++++ INPUT DATA ++++

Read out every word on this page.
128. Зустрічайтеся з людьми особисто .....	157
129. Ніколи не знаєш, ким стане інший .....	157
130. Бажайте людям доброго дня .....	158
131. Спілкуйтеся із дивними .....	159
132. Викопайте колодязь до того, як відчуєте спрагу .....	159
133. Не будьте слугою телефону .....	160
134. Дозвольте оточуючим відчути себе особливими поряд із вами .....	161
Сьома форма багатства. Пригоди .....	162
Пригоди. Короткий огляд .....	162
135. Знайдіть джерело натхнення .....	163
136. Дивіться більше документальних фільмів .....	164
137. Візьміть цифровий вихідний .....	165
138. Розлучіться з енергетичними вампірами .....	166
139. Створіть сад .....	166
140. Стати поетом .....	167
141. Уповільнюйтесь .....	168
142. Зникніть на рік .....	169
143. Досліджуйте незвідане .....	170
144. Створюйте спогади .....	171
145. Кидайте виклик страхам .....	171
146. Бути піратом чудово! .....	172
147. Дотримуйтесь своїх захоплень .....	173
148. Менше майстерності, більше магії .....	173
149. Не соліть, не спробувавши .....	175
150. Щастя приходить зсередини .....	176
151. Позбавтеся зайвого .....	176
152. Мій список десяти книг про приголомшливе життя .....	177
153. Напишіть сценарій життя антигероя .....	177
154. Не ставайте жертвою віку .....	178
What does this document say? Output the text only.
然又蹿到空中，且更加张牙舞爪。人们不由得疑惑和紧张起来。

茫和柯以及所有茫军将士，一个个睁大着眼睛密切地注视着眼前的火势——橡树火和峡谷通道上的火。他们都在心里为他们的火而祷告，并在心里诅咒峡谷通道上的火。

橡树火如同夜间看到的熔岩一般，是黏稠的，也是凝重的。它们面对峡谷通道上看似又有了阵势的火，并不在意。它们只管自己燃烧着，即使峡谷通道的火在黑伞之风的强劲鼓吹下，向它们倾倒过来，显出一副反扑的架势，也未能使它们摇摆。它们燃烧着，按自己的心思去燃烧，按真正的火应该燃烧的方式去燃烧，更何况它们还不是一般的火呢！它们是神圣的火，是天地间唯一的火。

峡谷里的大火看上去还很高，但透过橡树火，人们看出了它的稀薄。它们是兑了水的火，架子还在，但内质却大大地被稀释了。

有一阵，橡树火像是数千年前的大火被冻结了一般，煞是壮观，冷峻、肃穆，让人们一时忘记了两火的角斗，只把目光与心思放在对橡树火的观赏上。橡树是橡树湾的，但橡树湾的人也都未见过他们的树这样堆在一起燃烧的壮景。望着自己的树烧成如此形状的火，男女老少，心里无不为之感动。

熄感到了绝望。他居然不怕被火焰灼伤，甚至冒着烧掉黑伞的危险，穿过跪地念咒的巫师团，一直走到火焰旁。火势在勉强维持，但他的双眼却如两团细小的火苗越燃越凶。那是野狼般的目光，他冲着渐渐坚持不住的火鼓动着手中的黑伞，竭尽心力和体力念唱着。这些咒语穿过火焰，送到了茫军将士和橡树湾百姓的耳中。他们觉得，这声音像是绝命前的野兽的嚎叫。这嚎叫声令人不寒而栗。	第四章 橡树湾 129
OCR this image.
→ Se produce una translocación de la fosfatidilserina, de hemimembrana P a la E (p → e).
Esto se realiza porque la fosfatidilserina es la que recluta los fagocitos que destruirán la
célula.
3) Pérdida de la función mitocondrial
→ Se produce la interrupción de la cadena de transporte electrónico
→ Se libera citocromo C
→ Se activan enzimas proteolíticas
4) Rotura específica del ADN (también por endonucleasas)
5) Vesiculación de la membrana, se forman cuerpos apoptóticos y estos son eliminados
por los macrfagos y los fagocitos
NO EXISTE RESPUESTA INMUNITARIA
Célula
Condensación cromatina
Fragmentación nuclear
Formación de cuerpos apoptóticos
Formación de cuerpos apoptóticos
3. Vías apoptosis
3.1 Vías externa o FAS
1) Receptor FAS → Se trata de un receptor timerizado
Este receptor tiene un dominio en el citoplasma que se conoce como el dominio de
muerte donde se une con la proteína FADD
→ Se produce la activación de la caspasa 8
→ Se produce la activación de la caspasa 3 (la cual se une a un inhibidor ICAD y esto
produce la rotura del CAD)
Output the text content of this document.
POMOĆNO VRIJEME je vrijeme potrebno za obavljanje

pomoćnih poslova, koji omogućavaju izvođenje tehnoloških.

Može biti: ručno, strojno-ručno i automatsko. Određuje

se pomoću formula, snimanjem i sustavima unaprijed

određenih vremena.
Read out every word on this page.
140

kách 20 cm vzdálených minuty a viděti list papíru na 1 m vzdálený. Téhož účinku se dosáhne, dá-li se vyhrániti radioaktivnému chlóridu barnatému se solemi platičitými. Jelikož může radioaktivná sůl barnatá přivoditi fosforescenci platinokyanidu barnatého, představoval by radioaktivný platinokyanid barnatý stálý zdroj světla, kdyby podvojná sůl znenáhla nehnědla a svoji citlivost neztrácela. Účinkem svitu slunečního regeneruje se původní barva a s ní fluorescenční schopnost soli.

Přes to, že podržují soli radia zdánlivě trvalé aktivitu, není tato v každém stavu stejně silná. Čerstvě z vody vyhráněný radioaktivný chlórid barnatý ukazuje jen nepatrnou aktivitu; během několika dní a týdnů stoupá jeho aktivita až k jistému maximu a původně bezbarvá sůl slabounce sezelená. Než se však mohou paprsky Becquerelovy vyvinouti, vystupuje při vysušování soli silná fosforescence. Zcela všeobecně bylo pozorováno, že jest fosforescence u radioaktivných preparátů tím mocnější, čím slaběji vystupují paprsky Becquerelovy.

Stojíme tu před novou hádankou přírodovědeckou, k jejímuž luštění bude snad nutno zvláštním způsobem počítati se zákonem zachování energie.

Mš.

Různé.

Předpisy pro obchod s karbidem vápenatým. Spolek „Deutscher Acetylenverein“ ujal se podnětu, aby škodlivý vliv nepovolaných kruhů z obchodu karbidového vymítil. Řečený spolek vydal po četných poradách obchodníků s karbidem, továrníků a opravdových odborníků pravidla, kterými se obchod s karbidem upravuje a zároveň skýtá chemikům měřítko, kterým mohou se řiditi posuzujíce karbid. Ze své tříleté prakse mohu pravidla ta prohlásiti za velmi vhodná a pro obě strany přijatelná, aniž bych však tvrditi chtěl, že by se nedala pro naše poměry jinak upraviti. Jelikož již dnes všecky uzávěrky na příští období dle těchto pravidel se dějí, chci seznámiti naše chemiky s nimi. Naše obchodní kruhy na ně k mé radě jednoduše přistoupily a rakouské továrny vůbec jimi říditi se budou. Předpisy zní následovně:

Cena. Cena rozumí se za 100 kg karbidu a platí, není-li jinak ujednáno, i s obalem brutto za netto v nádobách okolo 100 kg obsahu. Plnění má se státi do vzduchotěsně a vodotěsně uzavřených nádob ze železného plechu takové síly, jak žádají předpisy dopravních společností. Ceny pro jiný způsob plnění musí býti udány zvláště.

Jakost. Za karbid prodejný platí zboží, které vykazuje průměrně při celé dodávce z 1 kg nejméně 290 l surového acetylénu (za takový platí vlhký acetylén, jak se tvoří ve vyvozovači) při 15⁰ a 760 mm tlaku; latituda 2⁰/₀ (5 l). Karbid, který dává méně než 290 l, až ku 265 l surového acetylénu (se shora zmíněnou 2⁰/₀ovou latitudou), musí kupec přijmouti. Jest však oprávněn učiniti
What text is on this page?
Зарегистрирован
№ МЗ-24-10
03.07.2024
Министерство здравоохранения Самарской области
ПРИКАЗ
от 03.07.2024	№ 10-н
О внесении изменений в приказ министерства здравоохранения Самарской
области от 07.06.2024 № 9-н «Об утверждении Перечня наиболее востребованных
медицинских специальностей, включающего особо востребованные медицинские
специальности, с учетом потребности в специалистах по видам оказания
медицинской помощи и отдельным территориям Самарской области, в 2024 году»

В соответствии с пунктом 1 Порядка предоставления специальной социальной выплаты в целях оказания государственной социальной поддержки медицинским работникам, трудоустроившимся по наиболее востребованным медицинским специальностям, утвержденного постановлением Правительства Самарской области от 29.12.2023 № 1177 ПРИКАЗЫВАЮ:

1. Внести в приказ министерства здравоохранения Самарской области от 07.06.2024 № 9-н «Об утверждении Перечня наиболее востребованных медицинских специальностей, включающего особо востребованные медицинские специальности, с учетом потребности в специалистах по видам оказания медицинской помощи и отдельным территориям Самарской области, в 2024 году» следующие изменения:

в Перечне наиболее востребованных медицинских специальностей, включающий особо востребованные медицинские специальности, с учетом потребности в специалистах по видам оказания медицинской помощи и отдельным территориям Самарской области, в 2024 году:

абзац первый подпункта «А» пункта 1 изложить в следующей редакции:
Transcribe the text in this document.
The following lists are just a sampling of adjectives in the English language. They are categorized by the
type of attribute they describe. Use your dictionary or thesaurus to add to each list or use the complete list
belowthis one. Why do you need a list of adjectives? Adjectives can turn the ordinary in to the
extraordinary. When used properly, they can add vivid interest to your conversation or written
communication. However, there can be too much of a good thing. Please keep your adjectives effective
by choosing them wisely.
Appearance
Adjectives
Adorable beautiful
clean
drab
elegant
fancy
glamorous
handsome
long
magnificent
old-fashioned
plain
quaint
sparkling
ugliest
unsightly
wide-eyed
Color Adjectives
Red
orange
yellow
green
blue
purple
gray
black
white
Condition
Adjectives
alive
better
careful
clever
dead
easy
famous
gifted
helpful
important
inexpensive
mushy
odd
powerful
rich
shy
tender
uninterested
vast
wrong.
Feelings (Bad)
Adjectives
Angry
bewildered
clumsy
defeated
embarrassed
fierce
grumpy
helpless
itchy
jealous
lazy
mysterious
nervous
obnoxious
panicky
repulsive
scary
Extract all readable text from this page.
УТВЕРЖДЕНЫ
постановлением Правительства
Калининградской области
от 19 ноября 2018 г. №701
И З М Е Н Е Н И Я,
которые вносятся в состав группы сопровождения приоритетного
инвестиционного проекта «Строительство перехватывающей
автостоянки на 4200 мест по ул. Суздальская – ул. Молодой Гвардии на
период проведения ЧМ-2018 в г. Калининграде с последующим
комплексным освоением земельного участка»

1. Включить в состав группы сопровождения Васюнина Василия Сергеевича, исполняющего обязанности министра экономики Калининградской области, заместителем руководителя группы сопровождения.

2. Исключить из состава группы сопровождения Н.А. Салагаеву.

++++

▶ _REQUEST_:
Show each line of the listing that holds the string "видам".

▶ _ANSWER_:
специальности, с учетом потребности в специалистах по видам оказания
1. Внести в приказ министерства здравоохранения Самарской области от 07.06.2024 № 9-н «Об утверждении Перечня наиболее востребованных медицинских специальностей, включающего особо востребованные медицинские специальности, с учетом потребности в специалистах по видам оказания медицинской помощи и отдельным территориям Самарской области, в 2024 году» следующие изменения:
в Перечне наиболее востребованных медицинских специальностей, включающий особо востребованные медицинские специальности, с учетом потребности в специалистах по видам оказания медицинской помощи и отдельным территориям Самарской области, в 2024 году:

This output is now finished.